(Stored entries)
━━━━━━━━━━━━━━━━━━━━━━━━━━━━━━

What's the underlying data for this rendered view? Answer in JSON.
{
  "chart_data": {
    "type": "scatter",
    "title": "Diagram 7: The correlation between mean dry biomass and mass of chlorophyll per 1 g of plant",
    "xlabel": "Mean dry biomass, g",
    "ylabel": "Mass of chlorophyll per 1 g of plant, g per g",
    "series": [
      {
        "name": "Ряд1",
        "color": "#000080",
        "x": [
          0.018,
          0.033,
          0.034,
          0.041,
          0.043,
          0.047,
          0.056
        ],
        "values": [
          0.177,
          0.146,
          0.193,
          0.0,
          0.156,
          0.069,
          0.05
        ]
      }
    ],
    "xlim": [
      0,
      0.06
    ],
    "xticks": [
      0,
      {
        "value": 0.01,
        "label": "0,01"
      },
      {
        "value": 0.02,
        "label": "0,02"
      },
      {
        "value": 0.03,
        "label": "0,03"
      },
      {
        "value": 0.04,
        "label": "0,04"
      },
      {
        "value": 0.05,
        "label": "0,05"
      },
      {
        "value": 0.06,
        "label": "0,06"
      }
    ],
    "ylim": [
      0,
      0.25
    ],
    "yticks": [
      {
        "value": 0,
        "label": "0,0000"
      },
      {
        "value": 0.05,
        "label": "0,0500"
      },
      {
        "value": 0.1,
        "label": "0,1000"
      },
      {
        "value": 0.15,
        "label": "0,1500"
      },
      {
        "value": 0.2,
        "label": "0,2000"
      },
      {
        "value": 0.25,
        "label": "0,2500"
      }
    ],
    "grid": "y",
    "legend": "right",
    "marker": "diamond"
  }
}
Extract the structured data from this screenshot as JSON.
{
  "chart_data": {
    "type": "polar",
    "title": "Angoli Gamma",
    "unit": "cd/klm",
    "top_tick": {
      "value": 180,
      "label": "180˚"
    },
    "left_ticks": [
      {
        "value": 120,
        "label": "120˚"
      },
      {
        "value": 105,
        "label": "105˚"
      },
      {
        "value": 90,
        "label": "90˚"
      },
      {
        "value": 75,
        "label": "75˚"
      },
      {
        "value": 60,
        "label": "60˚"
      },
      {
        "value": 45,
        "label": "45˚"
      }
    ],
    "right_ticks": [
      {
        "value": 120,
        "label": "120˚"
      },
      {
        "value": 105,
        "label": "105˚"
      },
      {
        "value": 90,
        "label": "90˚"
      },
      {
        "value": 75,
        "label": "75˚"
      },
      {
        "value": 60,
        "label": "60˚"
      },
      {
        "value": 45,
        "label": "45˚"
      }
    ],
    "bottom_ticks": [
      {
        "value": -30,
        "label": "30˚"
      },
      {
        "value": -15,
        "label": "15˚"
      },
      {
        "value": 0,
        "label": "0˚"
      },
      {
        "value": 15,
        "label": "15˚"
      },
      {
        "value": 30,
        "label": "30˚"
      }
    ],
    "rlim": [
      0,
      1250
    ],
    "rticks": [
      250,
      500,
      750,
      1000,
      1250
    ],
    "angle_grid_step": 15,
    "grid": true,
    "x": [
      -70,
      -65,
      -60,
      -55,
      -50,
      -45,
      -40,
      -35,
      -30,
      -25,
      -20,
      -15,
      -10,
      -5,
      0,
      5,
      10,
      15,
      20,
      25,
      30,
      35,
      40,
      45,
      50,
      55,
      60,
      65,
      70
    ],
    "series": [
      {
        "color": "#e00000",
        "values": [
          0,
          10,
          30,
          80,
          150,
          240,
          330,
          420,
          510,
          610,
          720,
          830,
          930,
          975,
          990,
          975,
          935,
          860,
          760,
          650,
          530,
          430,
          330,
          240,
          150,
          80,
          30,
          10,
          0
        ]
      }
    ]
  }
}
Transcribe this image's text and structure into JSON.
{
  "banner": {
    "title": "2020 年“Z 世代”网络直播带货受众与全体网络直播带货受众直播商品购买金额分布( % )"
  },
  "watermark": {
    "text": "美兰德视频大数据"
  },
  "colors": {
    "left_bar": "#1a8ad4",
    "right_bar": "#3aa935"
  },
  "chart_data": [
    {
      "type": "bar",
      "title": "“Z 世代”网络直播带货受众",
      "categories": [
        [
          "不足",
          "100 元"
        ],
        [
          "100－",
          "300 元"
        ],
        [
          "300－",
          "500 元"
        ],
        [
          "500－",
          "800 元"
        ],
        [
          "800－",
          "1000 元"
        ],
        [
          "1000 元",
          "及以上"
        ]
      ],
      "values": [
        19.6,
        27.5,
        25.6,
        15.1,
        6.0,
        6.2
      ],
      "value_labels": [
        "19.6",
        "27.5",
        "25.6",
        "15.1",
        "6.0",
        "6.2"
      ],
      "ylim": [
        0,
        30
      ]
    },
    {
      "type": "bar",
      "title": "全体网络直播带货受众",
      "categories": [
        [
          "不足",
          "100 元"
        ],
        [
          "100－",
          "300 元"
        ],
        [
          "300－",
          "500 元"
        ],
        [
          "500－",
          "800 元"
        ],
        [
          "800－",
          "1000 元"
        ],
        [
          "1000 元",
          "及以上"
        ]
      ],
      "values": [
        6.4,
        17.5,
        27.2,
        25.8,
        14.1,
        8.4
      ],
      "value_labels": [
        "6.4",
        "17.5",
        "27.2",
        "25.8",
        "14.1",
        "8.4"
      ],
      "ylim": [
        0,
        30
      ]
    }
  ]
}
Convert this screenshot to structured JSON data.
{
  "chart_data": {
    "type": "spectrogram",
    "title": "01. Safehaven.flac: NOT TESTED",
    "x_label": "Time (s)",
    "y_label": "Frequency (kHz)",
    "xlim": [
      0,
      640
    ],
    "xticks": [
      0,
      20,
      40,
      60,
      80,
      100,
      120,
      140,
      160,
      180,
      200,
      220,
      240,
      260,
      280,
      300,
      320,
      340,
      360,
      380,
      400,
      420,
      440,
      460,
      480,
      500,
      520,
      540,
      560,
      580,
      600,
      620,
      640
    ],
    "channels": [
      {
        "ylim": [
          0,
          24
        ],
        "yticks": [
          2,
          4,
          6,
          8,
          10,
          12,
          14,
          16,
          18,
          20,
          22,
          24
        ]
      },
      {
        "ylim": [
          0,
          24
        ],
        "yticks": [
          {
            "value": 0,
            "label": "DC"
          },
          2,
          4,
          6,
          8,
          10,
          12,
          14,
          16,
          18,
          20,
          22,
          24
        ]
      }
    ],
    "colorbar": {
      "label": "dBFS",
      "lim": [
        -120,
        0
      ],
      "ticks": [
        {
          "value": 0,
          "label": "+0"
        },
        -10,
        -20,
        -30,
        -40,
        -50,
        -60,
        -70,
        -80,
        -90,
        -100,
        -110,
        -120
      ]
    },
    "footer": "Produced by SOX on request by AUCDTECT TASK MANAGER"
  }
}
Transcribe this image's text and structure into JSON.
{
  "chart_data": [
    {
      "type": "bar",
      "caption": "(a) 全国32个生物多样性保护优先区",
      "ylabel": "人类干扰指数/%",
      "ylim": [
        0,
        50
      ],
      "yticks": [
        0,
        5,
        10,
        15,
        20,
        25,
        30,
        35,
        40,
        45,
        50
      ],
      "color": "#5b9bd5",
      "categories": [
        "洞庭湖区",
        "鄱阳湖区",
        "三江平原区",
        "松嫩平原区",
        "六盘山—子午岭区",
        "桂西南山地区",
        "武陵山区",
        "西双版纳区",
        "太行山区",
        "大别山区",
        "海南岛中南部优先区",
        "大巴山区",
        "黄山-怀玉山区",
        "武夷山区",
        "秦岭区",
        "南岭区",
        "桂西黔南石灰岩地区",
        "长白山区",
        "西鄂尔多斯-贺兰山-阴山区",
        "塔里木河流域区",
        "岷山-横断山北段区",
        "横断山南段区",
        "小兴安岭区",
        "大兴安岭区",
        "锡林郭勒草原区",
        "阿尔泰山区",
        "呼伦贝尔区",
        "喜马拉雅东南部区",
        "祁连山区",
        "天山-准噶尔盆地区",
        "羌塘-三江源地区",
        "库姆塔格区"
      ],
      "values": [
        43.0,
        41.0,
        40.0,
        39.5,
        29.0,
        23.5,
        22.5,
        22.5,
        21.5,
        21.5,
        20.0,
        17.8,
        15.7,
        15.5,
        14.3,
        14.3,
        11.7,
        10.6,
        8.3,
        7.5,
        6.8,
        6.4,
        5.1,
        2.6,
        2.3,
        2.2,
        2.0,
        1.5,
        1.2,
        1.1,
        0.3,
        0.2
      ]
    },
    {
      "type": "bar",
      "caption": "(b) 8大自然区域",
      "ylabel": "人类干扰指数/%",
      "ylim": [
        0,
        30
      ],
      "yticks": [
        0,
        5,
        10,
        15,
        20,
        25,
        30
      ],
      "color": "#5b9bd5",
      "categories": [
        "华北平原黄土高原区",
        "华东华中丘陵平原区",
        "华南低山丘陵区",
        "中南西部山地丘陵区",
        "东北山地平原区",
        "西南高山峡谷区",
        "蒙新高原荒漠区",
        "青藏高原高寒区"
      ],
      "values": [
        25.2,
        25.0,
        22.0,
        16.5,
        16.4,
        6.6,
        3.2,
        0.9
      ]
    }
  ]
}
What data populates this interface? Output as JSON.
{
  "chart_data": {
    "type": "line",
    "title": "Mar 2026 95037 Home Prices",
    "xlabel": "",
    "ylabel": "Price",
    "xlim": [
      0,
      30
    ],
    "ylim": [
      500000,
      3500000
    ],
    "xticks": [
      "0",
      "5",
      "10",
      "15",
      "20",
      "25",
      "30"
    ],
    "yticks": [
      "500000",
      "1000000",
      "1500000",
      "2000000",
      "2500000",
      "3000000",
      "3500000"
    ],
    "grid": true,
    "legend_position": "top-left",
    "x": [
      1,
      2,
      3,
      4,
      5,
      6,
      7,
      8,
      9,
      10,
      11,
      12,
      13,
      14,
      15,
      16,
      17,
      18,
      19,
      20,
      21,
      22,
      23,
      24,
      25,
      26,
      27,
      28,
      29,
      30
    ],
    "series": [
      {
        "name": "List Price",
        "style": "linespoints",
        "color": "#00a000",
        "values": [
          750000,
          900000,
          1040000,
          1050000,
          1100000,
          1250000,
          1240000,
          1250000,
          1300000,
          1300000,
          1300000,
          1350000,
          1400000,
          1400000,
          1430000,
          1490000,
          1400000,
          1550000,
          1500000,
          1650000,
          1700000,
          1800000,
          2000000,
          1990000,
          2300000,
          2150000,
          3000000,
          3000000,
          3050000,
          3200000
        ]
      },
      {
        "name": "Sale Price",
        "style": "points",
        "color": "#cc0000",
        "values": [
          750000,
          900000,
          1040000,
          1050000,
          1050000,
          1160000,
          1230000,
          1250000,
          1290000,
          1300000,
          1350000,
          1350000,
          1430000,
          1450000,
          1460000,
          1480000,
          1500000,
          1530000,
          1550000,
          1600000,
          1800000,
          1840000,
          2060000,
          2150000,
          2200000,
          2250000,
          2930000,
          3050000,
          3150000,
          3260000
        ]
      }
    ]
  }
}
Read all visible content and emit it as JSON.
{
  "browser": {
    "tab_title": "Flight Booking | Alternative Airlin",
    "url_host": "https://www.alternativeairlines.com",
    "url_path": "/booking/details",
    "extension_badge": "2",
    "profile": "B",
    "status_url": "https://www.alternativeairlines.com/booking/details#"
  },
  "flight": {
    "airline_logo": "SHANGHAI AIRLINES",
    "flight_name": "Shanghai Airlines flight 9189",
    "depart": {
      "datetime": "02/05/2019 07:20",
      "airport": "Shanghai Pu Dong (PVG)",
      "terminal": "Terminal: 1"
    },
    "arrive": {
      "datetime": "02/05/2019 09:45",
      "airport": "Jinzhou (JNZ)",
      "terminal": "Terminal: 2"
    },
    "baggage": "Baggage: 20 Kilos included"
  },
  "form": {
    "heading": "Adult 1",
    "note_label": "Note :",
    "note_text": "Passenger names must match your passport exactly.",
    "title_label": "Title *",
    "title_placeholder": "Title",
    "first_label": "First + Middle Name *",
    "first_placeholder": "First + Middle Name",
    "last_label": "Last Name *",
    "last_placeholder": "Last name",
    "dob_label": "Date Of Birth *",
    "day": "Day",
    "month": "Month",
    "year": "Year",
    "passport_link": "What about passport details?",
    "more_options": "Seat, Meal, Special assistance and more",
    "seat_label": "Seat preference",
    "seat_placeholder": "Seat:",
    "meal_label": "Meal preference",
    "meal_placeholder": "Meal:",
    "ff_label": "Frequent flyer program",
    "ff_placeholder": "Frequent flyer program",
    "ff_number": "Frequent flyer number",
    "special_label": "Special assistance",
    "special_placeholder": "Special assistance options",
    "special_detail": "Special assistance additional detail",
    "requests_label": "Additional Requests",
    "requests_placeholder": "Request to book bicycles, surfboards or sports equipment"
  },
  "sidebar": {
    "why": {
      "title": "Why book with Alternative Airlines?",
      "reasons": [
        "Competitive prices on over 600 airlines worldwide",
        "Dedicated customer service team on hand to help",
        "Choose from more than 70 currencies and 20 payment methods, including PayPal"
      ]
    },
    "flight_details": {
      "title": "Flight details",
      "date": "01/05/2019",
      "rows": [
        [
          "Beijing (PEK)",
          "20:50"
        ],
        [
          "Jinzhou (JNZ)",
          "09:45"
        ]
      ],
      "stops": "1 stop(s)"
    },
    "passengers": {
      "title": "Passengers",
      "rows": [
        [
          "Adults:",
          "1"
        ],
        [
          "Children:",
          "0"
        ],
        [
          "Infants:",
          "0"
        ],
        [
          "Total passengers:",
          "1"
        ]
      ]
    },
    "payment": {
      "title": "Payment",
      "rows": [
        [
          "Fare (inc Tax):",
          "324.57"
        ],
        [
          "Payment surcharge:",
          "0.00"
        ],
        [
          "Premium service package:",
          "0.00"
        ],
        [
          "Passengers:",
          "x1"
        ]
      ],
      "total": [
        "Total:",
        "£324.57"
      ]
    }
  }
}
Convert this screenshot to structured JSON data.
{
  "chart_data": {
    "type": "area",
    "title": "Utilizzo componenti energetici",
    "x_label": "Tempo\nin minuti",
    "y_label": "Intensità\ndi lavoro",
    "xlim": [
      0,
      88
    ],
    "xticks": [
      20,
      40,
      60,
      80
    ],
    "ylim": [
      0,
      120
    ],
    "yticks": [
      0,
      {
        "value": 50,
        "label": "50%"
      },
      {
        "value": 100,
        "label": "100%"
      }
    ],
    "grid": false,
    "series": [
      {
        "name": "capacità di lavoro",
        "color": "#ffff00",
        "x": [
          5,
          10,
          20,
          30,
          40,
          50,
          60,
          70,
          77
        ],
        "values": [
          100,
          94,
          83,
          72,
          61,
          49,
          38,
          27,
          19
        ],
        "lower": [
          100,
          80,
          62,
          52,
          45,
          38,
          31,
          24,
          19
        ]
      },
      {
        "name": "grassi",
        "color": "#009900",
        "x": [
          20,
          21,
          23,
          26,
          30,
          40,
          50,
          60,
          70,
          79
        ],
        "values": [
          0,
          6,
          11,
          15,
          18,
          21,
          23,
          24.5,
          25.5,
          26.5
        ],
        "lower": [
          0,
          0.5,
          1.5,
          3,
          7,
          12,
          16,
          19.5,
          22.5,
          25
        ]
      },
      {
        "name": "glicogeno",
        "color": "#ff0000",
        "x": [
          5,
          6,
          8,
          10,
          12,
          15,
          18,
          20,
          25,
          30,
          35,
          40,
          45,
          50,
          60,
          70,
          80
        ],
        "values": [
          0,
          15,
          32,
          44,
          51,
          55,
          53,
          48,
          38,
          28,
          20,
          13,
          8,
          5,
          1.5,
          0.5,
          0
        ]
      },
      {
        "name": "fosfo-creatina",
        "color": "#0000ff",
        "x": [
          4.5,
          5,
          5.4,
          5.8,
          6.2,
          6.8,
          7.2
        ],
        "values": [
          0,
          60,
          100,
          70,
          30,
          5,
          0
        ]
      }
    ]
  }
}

━━━━━━━━━━━━━━━━━━━━━━━━━━━━━━

*PROBLEM*
State, as a bare number, how many lines of the listing hold the word "Terminal".

*EXERCISE SOLUTION*
2